═══ Extracted information

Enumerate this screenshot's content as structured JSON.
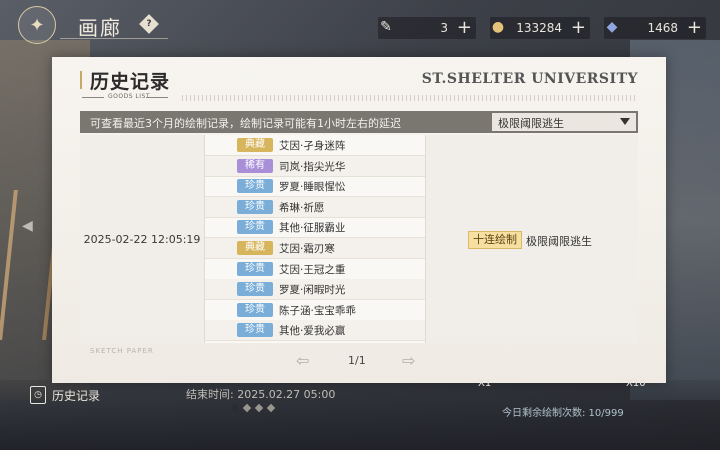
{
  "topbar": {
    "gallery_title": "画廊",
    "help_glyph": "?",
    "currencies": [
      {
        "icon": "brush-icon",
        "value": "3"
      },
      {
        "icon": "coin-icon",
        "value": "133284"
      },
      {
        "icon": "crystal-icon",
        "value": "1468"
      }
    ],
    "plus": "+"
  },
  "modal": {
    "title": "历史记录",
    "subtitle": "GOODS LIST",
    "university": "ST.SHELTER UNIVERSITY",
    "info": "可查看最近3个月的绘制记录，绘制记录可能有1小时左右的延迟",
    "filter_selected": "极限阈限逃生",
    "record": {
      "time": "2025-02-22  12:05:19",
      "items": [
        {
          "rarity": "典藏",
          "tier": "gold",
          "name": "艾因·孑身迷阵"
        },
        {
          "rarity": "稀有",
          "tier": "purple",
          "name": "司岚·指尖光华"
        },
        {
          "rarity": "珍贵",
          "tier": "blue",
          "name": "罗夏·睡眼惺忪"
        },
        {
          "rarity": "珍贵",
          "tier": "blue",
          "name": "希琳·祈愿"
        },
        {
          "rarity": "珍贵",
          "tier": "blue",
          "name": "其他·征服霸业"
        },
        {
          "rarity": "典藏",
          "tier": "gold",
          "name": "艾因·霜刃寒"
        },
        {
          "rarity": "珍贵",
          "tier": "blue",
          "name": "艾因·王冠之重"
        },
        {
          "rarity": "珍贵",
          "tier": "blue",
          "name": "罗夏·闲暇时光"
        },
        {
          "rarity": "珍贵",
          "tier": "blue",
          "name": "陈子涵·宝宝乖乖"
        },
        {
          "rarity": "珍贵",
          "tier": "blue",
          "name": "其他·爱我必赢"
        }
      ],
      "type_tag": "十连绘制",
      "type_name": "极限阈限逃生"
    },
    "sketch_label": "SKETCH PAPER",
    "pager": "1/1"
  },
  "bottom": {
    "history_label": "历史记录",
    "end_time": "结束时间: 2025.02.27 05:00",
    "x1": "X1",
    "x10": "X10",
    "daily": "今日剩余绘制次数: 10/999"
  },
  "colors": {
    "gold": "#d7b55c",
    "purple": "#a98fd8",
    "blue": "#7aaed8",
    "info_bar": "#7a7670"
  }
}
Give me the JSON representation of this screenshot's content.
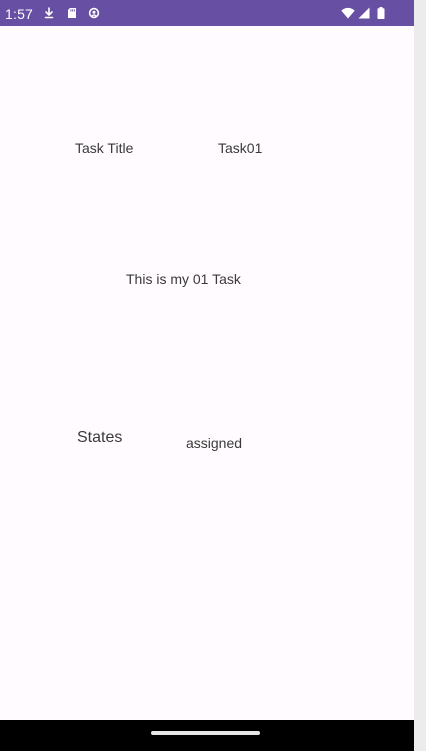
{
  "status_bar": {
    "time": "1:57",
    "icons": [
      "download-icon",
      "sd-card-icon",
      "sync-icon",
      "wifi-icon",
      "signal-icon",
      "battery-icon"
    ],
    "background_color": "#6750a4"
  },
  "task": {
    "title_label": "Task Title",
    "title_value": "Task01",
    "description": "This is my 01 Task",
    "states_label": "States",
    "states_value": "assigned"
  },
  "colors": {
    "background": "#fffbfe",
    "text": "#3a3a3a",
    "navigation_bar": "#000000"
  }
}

══════

Each entry above is to be written out again unchanged, apart from the pictures, which are left out.

Enumerate this screenshot's content as structured JSON.
{
  "topbar": {
    "gallery_title": "画廊",
    "help_glyph": "?",
    "currencies": [
      {
        "icon": "brush-icon",
        "value": "3"
      },
      {
        "icon": "coin-icon",
        "value": "133284"
      },
      {
        "icon": "crystal-icon",
        "value": "1468"
      }
    ],
    "plus": "+"
  },
  "modal": {
    "title": "历史记录",
    "subtitle": "GOODS LIST",
    "university": "ST.SHELTER UNIVERSITY",
    "info": "可查看最近3个月的绘制记录，绘制记录可能有1小时左右的延迟",
    "filter_selected": "极限阈限逃生",
    "record": {
      "time": "2025-02-22  12:05:19",
      "items": [
        {
          "rarity": "典藏",
          "tier": "gold",
          "name": "艾因·孑身迷阵"
        },
        {
          "rarity": "稀有",
          "tier": "purple",
          "name": "司岚·指尖光华"
        },
        {
          "rarity": "珍贵",
          "tier": "blue",
          "name": "罗夏·睡眼惺忪"
        },
        {
          "rarity": "珍贵",
          "tier": "blue",
          "name": "希琳·祈愿"
        },
        {
          "rarity": "珍贵",
          "tier": "blue",
          "name": "其他·征服霸业"
        },
        {
          "rarity": "典藏",
          "tier": "gold",
          "name": "艾因·霜刃寒"
        },
        {
          "rarity": "珍贵",
          "tier": "blue",
          "name": "艾因·王冠之重"
        },
        {
          "rarity": "珍贵",
          "tier": "blue",
          "name": "罗夏·闲暇时光"
        },
        {
          "rarity": "珍贵",
          "tier": "blue",
          "name": "陈子涵·宝宝乖乖"
        },
        {
          "rarity": "珍贵",
          "tier": "blue",
          "name": "其他·爱我必赢"
        }
      ],
      "type_tag": "十连绘制",
      "type_name": "极限阈限逃生"
    },
    "sketch_label": "SKETCH PAPER",
    "pager": "1/1"
  },
  "bottom": {
    "history_label": "历史记录",
    "end_time": "结束时间: 2025.02.27 05:00",
    "x1": "X1",
    "x10": "X10",
    "daily": "今日剩余绘制次数: 10/999"
  },
  "colors": {
    "gold": "#d7b55c",
    "purple": "#a98fd8",
    "blue": "#7aaed8",
    "info_bar": "#7a7670"
  }
}
Give me the JSON representation of this screenshot's content.
{
  "status_bar": {
    "time": "1:57",
    "icons": [
      "download-icon",
      "sd-card-icon",
      "sync-icon",
      "wifi-icon",
      "signal-icon",
      "battery-icon"
    ],
    "background_color": "#6750a4"
  },
  "task": {
    "title_label": "Task Title",
    "title_value": "Task01",
    "description": "This is my 01 Task",
    "states_label": "States",
    "states_value": "assigned"
  },
  "colors": {
    "background": "#fffbfe",
    "text": "#3a3a3a",
    "navigation_bar": "#000000"
  }
}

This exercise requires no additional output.